• Goal: Output the records exactly as they appear, with no pictures included.

---+---

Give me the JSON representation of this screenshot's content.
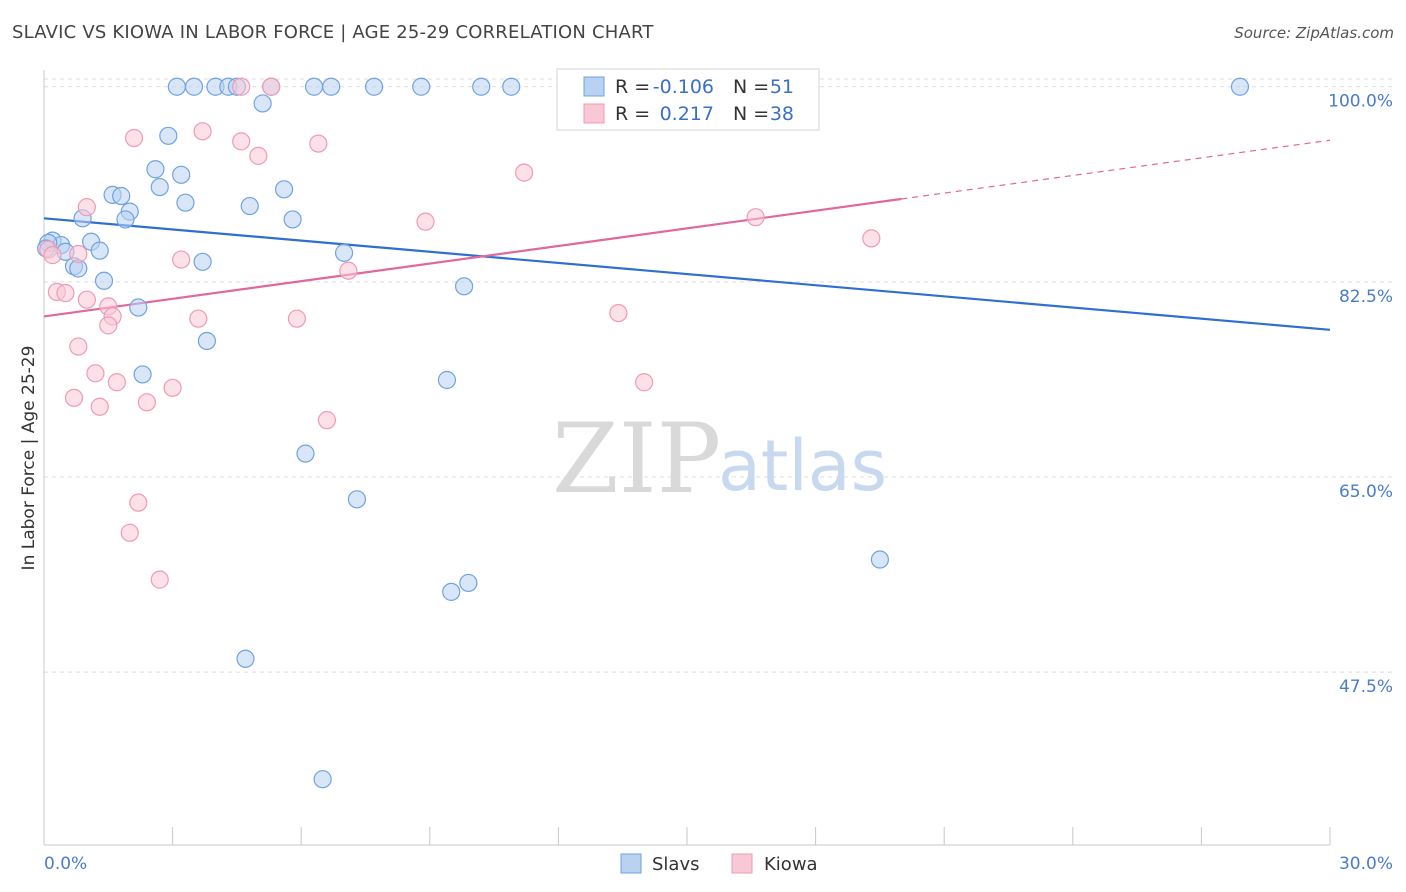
{
  "chart_data": {
    "type": "scatter",
    "title": "SLAVIC VS KIOWA IN LABOR FORCE | AGE 25-29 CORRELATION CHART",
    "source": "Source: ZipAtlas.com",
    "xlabel": "",
    "ylabel": "In Labor Force | Age 25-29",
    "xlim": [
      0,
      30
    ],
    "ylim": [
      32,
      101.5
    ],
    "x_tick_labels": [
      "0.0%",
      "30.0%"
    ],
    "y_ticks": [
      {
        "value": 100,
        "label": "100.0%"
      },
      {
        "value": 82.5,
        "label": "82.5%"
      },
      {
        "value": 65,
        "label": "65.0%"
      },
      {
        "value": 47.5,
        "label": "47.5%"
      }
    ],
    "watermark": {
      "part1": "ZIP",
      "part2": "atlas"
    },
    "legend": [
      {
        "series": "Slavs",
        "r_label": "R =",
        "r_value": "-0.106",
        "n_label": "N =",
        "n_value": "51"
      },
      {
        "series": "Kiowa",
        "r_label": "R =",
        "r_value": "0.217",
        "n_label": "N =",
        "n_value": "38"
      }
    ],
    "series": [
      {
        "name": "Slavs",
        "color": "#6fa3e0",
        "fill": "#b9d2f2",
        "line_color": "#2f6fcf",
        "trend": {
          "x0": 0,
          "y0": 88.2,
          "x1": 30,
          "y1": 78.2,
          "dash_from": null
        },
        "points": [
          [
            3.1,
            100
          ],
          [
            3.5,
            100
          ],
          [
            4.0,
            100
          ],
          [
            4.3,
            100
          ],
          [
            4.5,
            100
          ],
          [
            5.3,
            100
          ],
          [
            6.3,
            100
          ],
          [
            6.7,
            100
          ],
          [
            7.7,
            100
          ],
          [
            8.8,
            100
          ],
          [
            10.2,
            100
          ],
          [
            10.9,
            100
          ],
          [
            27.9,
            100
          ],
          [
            5.1,
            98.5
          ],
          [
            2.9,
            95.6
          ],
          [
            2.6,
            92.6
          ],
          [
            3.2,
            92.1
          ],
          [
            2.7,
            91.0
          ],
          [
            5.6,
            90.8
          ],
          [
            1.6,
            90.3
          ],
          [
            1.8,
            90.2
          ],
          [
            3.3,
            89.6
          ],
          [
            4.8,
            89.3
          ],
          [
            0.9,
            88.2
          ],
          [
            2.0,
            88.8
          ],
          [
            1.9,
            88.1
          ],
          [
            5.8,
            88.1
          ],
          [
            0.2,
            86.2
          ],
          [
            1.1,
            86.1
          ],
          [
            0.4,
            85.8
          ],
          [
            0.5,
            85.2
          ],
          [
            1.3,
            85.3
          ],
          [
            7.0,
            85.1
          ],
          [
            3.7,
            84.3
          ],
          [
            0.7,
            83.9
          ],
          [
            0.8,
            83.7
          ],
          [
            1.4,
            82.6
          ],
          [
            9.8,
            82.1
          ],
          [
            2.2,
            80.2
          ],
          [
            3.8,
            77.2
          ],
          [
            2.3,
            74.2
          ],
          [
            9.4,
            73.7
          ],
          [
            6.1,
            67.1
          ],
          [
            7.3,
            63.0
          ],
          [
            19.5,
            57.6
          ],
          [
            9.9,
            55.5
          ],
          [
            9.5,
            54.7
          ],
          [
            4.7,
            48.7
          ],
          [
            6.5,
            37.9
          ],
          [
            0.1,
            86.0
          ],
          [
            0.05,
            85.5
          ]
        ]
      },
      {
        "name": "Kiowa",
        "color": "#f09ab5",
        "fill": "#f9c8d7",
        "line_color": "#e0689a",
        "trend": {
          "x0": 0,
          "y0": 79.4,
          "x1": 30,
          "y1": 95.2,
          "dash_from": 20.0
        },
        "points": [
          [
            4.6,
            100
          ],
          [
            5.3,
            100
          ],
          [
            3.7,
            96.0
          ],
          [
            2.1,
            95.4
          ],
          [
            4.6,
            95.1
          ],
          [
            6.4,
            94.9
          ],
          [
            5.0,
            93.8
          ],
          [
            11.2,
            92.3
          ],
          [
            1.0,
            89.2
          ],
          [
            8.9,
            87.9
          ],
          [
            16.6,
            88.3
          ],
          [
            19.3,
            86.4
          ],
          [
            0.8,
            85.0
          ],
          [
            3.2,
            84.5
          ],
          [
            7.1,
            83.5
          ],
          [
            0.3,
            81.6
          ],
          [
            0.5,
            81.5
          ],
          [
            1.5,
            80.3
          ],
          [
            1.6,
            79.4
          ],
          [
            3.6,
            79.2
          ],
          [
            5.9,
            79.2
          ],
          [
            1.5,
            78.6
          ],
          [
            13.4,
            79.7
          ],
          [
            0.8,
            76.7
          ],
          [
            1.2,
            74.3
          ],
          [
            1.7,
            73.5
          ],
          [
            3.0,
            73.0
          ],
          [
            14.0,
            73.5
          ],
          [
            0.7,
            72.1
          ],
          [
            2.4,
            71.7
          ],
          [
            1.3,
            71.3
          ],
          [
            6.6,
            70.1
          ],
          [
            2.2,
            62.7
          ],
          [
            2.0,
            60.0
          ],
          [
            2.7,
            55.8
          ],
          [
            0.1,
            85.4
          ],
          [
            0.2,
            84.9
          ],
          [
            1.0,
            80.9
          ]
        ]
      }
    ]
  }
}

---+---

• Answer for this exercise:
Give me the JSON representation of this screenshot's content.
{
  "chart_data": {
    "type": "scatter",
    "title": "SLAVIC VS KIOWA IN LABOR FORCE | AGE 25-29 CORRELATION CHART",
    "source": "Source: ZipAtlas.com",
    "xlabel": "",
    "ylabel": "In Labor Force | Age 25-29",
    "xlim": [
      0,
      30
    ],
    "ylim": [
      32,
      101.5
    ],
    "x_tick_labels": [
      "0.0%",
      "30.0%"
    ],
    "y_ticks": [
      {
        "value": 100,
        "label": "100.0%"
      },
      {
        "value": 82.5,
        "label": "82.5%"
      },
      {
        "value": 65,
        "label": "65.0%"
      },
      {
        "value": 47.5,
        "label": "47.5%"
      }
    ],
    "watermark": {
      "part1": "ZIP",
      "part2": "atlas"
    },
    "legend": [
      {
        "series": "Slavs",
        "r_label": "R =",
        "r_value": "-0.106",
        "n_label": "N =",
        "n_value": "51"
      },
      {
        "series": "Kiowa",
        "r_label": "R =",
        "r_value": "0.217",
        "n_label": "N =",
        "n_value": "38"
      }
    ],
    "series": [
      {
        "name": "Slavs",
        "color": "#6fa3e0",
        "fill": "#b9d2f2",
        "line_color": "#2f6fcf",
        "trend": {
          "x0": 0,
          "y0": 88.2,
          "x1": 30,
          "y1": 78.2,
          "dash_from": null
        },
        "points": [
          [
            3.1,
            100
          ],
          [
            3.5,
            100
          ],
          [
            4.0,
            100
          ],
          [
            4.3,
            100
          ],
          [
            4.5,
            100
          ],
          [
            5.3,
            100
          ],
          [
            6.3,
            100
          ],
          [
            6.7,
            100
          ],
          [
            7.7,
            100
          ],
          [
            8.8,
            100
          ],
          [
            10.2,
            100
          ],
          [
            10.9,
            100
          ],
          [
            27.9,
            100
          ],
          [
            5.1,
            98.5
          ],
          [
            2.9,
            95.6
          ],
          [
            2.6,
            92.6
          ],
          [
            3.2,
            92.1
          ],
          [
            2.7,
            91.0
          ],
          [
            5.6,
            90.8
          ],
          [
            1.6,
            90.3
          ],
          [
            1.8,
            90.2
          ],
          [
            3.3,
            89.6
          ],
          [
            4.8,
            89.3
          ],
          [
            0.9,
            88.2
          ],
          [
            2.0,
            88.8
          ],
          [
            1.9,
            88.1
          ],
          [
            5.8,
            88.1
          ],
          [
            0.2,
            86.2
          ],
          [
            1.1,
            86.1
          ],
          [
            0.4,
            85.8
          ],
          [
            0.5,
            85.2
          ],
          [
            1.3,
            85.3
          ],
          [
            7.0,
            85.1
          ],
          [
            3.7,
            84.3
          ],
          [
            0.7,
            83.9
          ],
          [
            0.8,
            83.7
          ],
          [
            1.4,
            82.6
          ],
          [
            9.8,
            82.1
          ],
          [
            2.2,
            80.2
          ],
          [
            3.8,
            77.2
          ],
          [
            2.3,
            74.2
          ],
          [
            9.4,
            73.7
          ],
          [
            6.1,
            67.1
          ],
          [
            7.3,
            63.0
          ],
          [
            19.5,
            57.6
          ],
          [
            9.9,
            55.5
          ],
          [
            9.5,
            54.7
          ],
          [
            4.7,
            48.7
          ],
          [
            6.5,
            37.9
          ],
          [
            0.1,
            86.0
          ],
          [
            0.05,
            85.5
          ]
        ]
      },
      {
        "name": "Kiowa",
        "color": "#f09ab5",
        "fill": "#f9c8d7",
        "line_color": "#e0689a",
        "trend": {
          "x0": 0,
          "y0": 79.4,
          "x1": 30,
          "y1": 95.2,
          "dash_from": 20.0
        },
        "points": [
          [
            4.6,
            100
          ],
          [
            5.3,
            100
          ],
          [
            3.7,
            96.0
          ],
          [
            2.1,
            95.4
          ],
          [
            4.6,
            95.1
          ],
          [
            6.4,
            94.9
          ],
          [
            5.0,
            93.8
          ],
          [
            11.2,
            92.3
          ],
          [
            1.0,
            89.2
          ],
          [
            8.9,
            87.9
          ],
          [
            16.6,
            88.3
          ],
          [
            19.3,
            86.4
          ],
          [
            0.8,
            85.0
          ],
          [
            3.2,
            84.5
          ],
          [
            7.1,
            83.5
          ],
          [
            0.3,
            81.6
          ],
          [
            0.5,
            81.5
          ],
          [
            1.5,
            80.3
          ],
          [
            1.6,
            79.4
          ],
          [
            3.6,
            79.2
          ],
          [
            5.9,
            79.2
          ],
          [
            1.5,
            78.6
          ],
          [
            13.4,
            79.7
          ],
          [
            0.8,
            76.7
          ],
          [
            1.2,
            74.3
          ],
          [
            1.7,
            73.5
          ],
          [
            3.0,
            73.0
          ],
          [
            14.0,
            73.5
          ],
          [
            0.7,
            72.1
          ],
          [
            2.4,
            71.7
          ],
          [
            1.3,
            71.3
          ],
          [
            6.6,
            70.1
          ],
          [
            2.2,
            62.7
          ],
          [
            2.0,
            60.0
          ],
          [
            2.7,
            55.8
          ],
          [
            0.1,
            85.4
          ],
          [
            0.2,
            84.9
          ],
          [
            1.0,
            80.9
          ]
        ]
      }
    ]
  }
}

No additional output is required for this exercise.